* _Task prompt_:
Each line that follows is to be retyped exactly.

* _Supplied entries_:
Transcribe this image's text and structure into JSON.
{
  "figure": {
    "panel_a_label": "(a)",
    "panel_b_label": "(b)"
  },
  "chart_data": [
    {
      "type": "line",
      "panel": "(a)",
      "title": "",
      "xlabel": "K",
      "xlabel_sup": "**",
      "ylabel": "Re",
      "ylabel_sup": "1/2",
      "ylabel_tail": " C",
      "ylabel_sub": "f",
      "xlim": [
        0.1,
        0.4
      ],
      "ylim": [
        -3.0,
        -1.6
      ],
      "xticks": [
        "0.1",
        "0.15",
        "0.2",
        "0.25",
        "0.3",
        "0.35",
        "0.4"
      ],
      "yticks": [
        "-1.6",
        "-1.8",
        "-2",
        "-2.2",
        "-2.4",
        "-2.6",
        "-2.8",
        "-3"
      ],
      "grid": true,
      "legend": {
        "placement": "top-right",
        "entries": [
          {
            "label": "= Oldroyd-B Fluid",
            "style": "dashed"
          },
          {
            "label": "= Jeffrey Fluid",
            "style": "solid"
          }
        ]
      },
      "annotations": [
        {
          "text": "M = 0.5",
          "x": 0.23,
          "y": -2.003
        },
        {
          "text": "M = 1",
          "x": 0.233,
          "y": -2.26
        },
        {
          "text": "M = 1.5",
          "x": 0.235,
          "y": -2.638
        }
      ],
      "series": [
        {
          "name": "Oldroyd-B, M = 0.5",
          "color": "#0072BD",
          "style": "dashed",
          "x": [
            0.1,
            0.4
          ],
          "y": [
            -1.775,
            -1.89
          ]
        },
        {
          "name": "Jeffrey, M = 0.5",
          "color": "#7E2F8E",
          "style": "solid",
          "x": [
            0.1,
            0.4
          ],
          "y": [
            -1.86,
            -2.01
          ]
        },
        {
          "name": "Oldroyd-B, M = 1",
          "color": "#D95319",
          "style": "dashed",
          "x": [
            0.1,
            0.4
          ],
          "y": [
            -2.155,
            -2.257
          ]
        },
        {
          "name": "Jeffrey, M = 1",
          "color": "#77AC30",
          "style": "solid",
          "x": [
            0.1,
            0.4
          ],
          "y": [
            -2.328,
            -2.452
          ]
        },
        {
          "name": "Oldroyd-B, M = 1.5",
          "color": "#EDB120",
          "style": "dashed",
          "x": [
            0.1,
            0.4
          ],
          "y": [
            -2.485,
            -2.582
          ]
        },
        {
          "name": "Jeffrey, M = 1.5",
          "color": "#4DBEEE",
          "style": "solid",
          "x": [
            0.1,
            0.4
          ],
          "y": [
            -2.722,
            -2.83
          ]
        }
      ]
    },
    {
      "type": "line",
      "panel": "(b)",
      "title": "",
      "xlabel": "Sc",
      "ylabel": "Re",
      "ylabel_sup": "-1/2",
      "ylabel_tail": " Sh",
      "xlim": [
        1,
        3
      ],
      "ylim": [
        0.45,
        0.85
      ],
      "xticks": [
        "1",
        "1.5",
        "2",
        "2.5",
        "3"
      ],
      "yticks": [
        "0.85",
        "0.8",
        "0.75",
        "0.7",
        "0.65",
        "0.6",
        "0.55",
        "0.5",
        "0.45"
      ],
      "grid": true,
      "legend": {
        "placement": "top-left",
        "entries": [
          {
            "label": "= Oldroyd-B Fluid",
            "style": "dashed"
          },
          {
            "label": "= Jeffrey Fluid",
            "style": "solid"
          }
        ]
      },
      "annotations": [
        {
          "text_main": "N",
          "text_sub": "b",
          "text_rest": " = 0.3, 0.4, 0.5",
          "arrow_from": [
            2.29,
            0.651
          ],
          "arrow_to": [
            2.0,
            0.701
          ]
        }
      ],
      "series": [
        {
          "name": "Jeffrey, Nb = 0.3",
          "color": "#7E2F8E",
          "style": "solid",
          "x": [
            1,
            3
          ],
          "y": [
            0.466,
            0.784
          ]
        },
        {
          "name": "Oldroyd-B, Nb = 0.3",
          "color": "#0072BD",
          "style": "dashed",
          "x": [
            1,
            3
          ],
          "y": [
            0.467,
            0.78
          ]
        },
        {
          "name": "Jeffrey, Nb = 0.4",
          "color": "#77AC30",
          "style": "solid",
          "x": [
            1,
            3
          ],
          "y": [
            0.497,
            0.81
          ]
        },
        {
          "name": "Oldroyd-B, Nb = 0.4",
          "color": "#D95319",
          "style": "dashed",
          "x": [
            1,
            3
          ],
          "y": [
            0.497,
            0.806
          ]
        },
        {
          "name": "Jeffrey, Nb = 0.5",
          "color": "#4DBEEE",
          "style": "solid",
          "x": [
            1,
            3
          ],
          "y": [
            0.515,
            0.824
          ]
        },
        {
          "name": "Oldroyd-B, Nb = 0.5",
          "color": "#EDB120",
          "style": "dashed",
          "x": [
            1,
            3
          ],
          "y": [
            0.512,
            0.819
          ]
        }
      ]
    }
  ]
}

* _Response to the exercise_:
Transcribe this image's text and structure into JSON.
{
  "figure": {
    "panel_a_label": "(a)",
    "panel_b_label": "(b)"
  },
  "chart_data": [
    {
      "type": "line",
      "panel": "(a)",
      "title": "",
      "xlabel": "K",
      "xlabel_sup": "**",
      "ylabel": "Re",
      "ylabel_sup": "1/2",
      "ylabel_tail": " C",
      "ylabel_sub": "f",
      "xlim": [
        0.1,
        0.4
      ],
      "ylim": [
        -3.0,
        -1.6
      ],
      "xticks": [
        "0.1",
        "0.15",
        "0.2",
        "0.25",
        "0.3",
        "0.35",
        "0.4"
      ],
      "yticks": [
        "-1.6",
        "-1.8",
        "-2",
        "-2.2",
        "-2.4",
        "-2.6",
        "-2.8",
        "-3"
      ],
      "grid": true,
      "legend": {
        "placement": "top-right",
        "entries": [
          {
            "label": "= Oldroyd-B Fluid",
            "style": "dashed"
          },
          {
            "label": "= Jeffrey Fluid",
            "style": "solid"
          }
        ]
      },
      "annotations": [
        {
          "text": "M = 0.5",
          "x": 0.23,
          "y": -2.003
        },
        {
          "text": "M = 1",
          "x": 0.233,
          "y": -2.26
        },
        {
          "text": "M = 1.5",
          "x": 0.235,
          "y": -2.638
        }
      ],
      "series": [
        {
          "name": "Oldroyd-B, M = 0.5",
          "color": "#0072BD",
          "style": "dashed",
          "x": [
            0.1,
            0.4
          ],
          "y": [
            -1.775,
            -1.89
          ]
        },
        {
          "name": "Jeffrey, M = 0.5",
          "color": "#7E2F8E",
          "style": "solid",
          "x": [
            0.1,
            0.4
          ],
          "y": [
            -1.86,
            -2.01
          ]
        },
        {
          "name": "Oldroyd-B, M = 1",
          "color": "#D95319",
          "style": "dashed",
          "x": [
            0.1,
            0.4
          ],
          "y": [
            -2.155,
            -2.257
          ]
        },
        {
          "name": "Jeffrey, M = 1",
          "color": "#77AC30",
          "style": "solid",
          "x": [
            0.1,
            0.4
          ],
          "y": [
            -2.328,
            -2.452
          ]
        },
        {
          "name": "Oldroyd-B, M = 1.5",
          "color": "#EDB120",
          "style": "dashed",
          "x": [
            0.1,
            0.4
          ],
          "y": [
            -2.485,
            -2.582
          ]
        },
        {
          "name": "Jeffrey, M = 1.5",
          "color": "#4DBEEE",
          "style": "solid",
          "x": [
            0.1,
            0.4
          ],
          "y": [
            -2.722,
            -2.83
          ]
        }
      ]
    },
    {
      "type": "line",
      "panel": "(b)",
      "title": "",
      "xlabel": "Sc",
      "ylabel": "Re",
      "ylabel_sup": "-1/2",
      "ylabel_tail": " Sh",
      "xlim": [
        1,
        3
      ],
      "ylim": [
        0.45,
        0.85
      ],
      "xticks": [
        "1",
        "1.5",
        "2",
        "2.5",
        "3"
      ],
      "yticks": [
        "0.85",
        "0.8",
        "0.75",
        "0.7",
        "0.65",
        "0.6",
        "0.55",
        "0.5",
        "0.45"
      ],
      "grid": true,
      "legend": {
        "placement": "top-left",
        "entries": [
          {
            "label": "= Oldroyd-B Fluid",
            "style": "dashed"
          },
          {
            "label": "= Jeffrey Fluid",
            "style": "solid"
          }
        ]
      },
      "annotations": [
        {
          "text_main": "N",
          "text_sub": "b",
          "text_rest": " = 0.3, 0.4, 0.5",
          "arrow_from": [
            2.29,
            0.651
          ],
          "arrow_to": [
            2.0,
            0.701
          ]
        }
      ],
      "series": [
        {
          "name": "Jeffrey, Nb = 0.3",
          "color": "#7E2F8E",
          "style": "solid",
          "x": [
            1,
            3
          ],
          "y": [
            0.466,
            0.784
          ]
        },
        {
          "name": "Oldroyd-B, Nb = 0.3",
          "color": "#0072BD",
          "style": "dashed",
          "x": [
            1,
            3
          ],
          "y": [
            0.467,
            0.78
          ]
        },
        {
          "name": "Jeffrey, Nb = 0.4",
          "color": "#77AC30",
          "style": "solid",
          "x": [
            1,
            3
          ],
          "y": [
            0.497,
            0.81
          ]
        },
        {
          "name": "Oldroyd-B, Nb = 0.4",
          "color": "#D95319",
          "style": "dashed",
          "x": [
            1,
            3
          ],
          "y": [
            0.497,
            0.806
          ]
        },
        {
          "name": "Jeffrey, Nb = 0.5",
          "color": "#4DBEEE",
          "style": "solid",
          "x": [
            1,
            3
          ],
          "y": [
            0.515,
            0.824
          ]
        },
        {
          "name": "Oldroyd-B, Nb = 0.5",
          "color": "#EDB120",
          "style": "dashed",
          "x": [
            1,
            3
          ],
          "y": [
            0.512,
            0.819
          ]
        }
      ]
    }
  ]
}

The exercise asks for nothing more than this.